[Element region listings]
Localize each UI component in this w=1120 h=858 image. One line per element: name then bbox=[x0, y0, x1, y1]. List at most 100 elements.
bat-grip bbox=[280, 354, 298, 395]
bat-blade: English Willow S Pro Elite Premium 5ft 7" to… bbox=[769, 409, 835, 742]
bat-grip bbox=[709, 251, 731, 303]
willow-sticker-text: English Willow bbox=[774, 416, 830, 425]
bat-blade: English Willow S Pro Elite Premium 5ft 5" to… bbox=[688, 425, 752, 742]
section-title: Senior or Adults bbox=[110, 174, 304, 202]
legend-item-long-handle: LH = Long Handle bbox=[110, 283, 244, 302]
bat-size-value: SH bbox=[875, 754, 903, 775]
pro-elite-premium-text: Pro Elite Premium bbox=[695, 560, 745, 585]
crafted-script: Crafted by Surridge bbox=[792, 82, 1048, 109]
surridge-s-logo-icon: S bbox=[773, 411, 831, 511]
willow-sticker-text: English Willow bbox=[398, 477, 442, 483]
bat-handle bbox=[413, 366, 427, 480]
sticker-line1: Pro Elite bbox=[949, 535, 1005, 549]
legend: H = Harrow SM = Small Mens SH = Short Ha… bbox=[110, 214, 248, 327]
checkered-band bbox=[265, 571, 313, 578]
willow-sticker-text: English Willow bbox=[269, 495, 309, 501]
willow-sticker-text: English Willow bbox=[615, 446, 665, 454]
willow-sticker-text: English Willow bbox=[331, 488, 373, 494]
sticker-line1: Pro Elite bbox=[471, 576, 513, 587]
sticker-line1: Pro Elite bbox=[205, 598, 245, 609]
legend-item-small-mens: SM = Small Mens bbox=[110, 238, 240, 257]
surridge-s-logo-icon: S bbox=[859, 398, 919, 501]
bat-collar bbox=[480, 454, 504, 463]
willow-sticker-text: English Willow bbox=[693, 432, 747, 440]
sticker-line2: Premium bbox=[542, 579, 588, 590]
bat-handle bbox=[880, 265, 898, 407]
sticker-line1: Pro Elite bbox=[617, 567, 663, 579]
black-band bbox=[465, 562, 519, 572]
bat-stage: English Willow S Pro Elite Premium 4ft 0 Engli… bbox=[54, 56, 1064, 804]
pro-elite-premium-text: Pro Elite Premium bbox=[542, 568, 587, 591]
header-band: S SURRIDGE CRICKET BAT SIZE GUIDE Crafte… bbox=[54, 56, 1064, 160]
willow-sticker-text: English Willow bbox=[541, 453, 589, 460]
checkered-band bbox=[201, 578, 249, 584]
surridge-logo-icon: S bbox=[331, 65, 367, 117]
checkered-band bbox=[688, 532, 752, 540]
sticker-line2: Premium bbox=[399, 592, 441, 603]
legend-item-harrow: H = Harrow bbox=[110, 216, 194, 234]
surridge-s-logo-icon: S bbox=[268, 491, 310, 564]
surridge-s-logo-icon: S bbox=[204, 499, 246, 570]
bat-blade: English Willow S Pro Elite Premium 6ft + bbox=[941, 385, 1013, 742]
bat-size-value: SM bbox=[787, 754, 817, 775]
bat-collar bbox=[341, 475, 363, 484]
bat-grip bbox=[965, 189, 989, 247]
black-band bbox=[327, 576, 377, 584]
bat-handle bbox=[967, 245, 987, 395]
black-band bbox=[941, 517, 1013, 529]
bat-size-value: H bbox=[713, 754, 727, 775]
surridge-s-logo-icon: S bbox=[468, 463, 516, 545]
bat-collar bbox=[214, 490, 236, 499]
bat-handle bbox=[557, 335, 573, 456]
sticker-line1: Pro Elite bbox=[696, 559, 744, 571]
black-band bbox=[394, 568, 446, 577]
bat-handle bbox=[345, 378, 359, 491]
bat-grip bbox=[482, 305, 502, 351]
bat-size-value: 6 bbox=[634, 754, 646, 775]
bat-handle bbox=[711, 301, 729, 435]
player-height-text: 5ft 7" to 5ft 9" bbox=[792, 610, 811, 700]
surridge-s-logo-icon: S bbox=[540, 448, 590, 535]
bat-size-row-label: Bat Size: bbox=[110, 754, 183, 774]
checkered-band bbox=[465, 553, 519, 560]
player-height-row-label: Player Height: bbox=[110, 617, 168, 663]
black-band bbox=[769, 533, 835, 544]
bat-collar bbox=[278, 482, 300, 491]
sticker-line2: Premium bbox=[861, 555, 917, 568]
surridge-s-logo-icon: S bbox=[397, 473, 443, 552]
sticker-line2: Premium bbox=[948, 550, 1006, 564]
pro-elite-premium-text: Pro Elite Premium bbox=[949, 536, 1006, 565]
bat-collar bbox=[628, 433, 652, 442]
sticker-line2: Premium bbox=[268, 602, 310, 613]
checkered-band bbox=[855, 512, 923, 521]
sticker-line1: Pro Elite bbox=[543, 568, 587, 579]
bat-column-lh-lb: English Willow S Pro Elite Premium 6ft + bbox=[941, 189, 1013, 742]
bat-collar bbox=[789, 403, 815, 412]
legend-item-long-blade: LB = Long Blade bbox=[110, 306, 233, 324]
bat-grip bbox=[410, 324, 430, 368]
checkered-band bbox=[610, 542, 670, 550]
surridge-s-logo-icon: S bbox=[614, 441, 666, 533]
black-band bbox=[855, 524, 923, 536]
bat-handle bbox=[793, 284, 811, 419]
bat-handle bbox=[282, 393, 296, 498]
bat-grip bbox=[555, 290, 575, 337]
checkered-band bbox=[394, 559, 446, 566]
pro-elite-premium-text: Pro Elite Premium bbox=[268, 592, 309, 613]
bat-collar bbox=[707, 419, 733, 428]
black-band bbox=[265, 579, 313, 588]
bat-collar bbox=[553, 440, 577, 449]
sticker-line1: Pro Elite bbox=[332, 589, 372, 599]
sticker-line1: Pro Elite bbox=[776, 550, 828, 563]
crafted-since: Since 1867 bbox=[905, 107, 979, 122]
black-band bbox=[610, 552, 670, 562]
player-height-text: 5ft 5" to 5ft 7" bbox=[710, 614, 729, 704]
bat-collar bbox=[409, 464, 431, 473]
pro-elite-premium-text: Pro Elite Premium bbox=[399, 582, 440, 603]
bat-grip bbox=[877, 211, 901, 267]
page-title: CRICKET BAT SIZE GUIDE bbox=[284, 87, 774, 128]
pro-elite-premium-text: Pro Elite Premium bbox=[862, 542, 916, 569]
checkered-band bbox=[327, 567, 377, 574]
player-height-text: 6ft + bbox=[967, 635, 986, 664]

→ **To be done**:
Please copy the data word for word, beginning with its first line and stopping after the line that contains "checkered-band bbox=[688, 532, 752, 540]".

→ **Result**:
Localize each UI component in this w=1120 h=858 image. One line per element: name then bbox=[x0, y0, x1, y1]. List at most 100 elements.
bat-grip bbox=[280, 354, 298, 395]
bat-blade: English Willow S Pro Elite Premium 5ft 7" to… bbox=[769, 409, 835, 742]
bat-grip bbox=[709, 251, 731, 303]
willow-sticker-text: English Willow bbox=[774, 416, 830, 425]
bat-blade: English Willow S Pro Elite Premium 5ft 5" to… bbox=[688, 425, 752, 742]
section-title: Senior or Adults bbox=[110, 174, 304, 202]
legend-item-long-handle: LH = Long Handle bbox=[110, 283, 244, 302]
bat-size-value: SH bbox=[875, 754, 903, 775]
pro-elite-premium-text: Pro Elite Premium bbox=[695, 560, 745, 585]
crafted-script: Crafted by Surridge bbox=[792, 82, 1048, 109]
surridge-s-logo-icon: S bbox=[773, 411, 831, 511]
willow-sticker-text: English Willow bbox=[398, 477, 442, 483]
bat-handle bbox=[413, 366, 427, 480]
sticker-line1: Pro Elite bbox=[949, 535, 1005, 549]
legend: H = Harrow SM = Small Mens SH = Short Ha… bbox=[110, 214, 248, 327]
checkered-band bbox=[265, 571, 313, 578]
willow-sticker-text: English Willow bbox=[269, 495, 309, 501]
willow-sticker-text: English Willow bbox=[615, 446, 665, 454]
willow-sticker-text: English Willow bbox=[331, 488, 373, 494]
sticker-line1: Pro Elite bbox=[471, 576, 513, 587]
sticker-line1: Pro Elite bbox=[205, 598, 245, 609]
legend-item-small-mens: SM = Small Mens bbox=[110, 238, 240, 257]
surridge-s-logo-icon: S bbox=[859, 398, 919, 501]
bat-collar bbox=[480, 454, 504, 463]
willow-sticker-text: English Willow bbox=[693, 432, 747, 440]
sticker-line2: Premium bbox=[542, 579, 588, 590]
bat-handle bbox=[880, 265, 898, 407]
sticker-line1: Pro Elite bbox=[617, 567, 663, 579]
black-band bbox=[465, 562, 519, 572]
bat-stage: English Willow S Pro Elite Premium 4ft 0 Engli… bbox=[54, 56, 1064, 804]
pro-elite-premium-text: Pro Elite Premium bbox=[542, 568, 587, 591]
header-band: S SURRIDGE CRICKET BAT SIZE GUIDE Crafte… bbox=[54, 56, 1064, 160]
willow-sticker-text: English Willow bbox=[541, 453, 589, 460]
checkered-band bbox=[201, 578, 249, 584]
surridge-logo-icon: S bbox=[331, 65, 367, 117]
checkered-band bbox=[688, 532, 752, 540]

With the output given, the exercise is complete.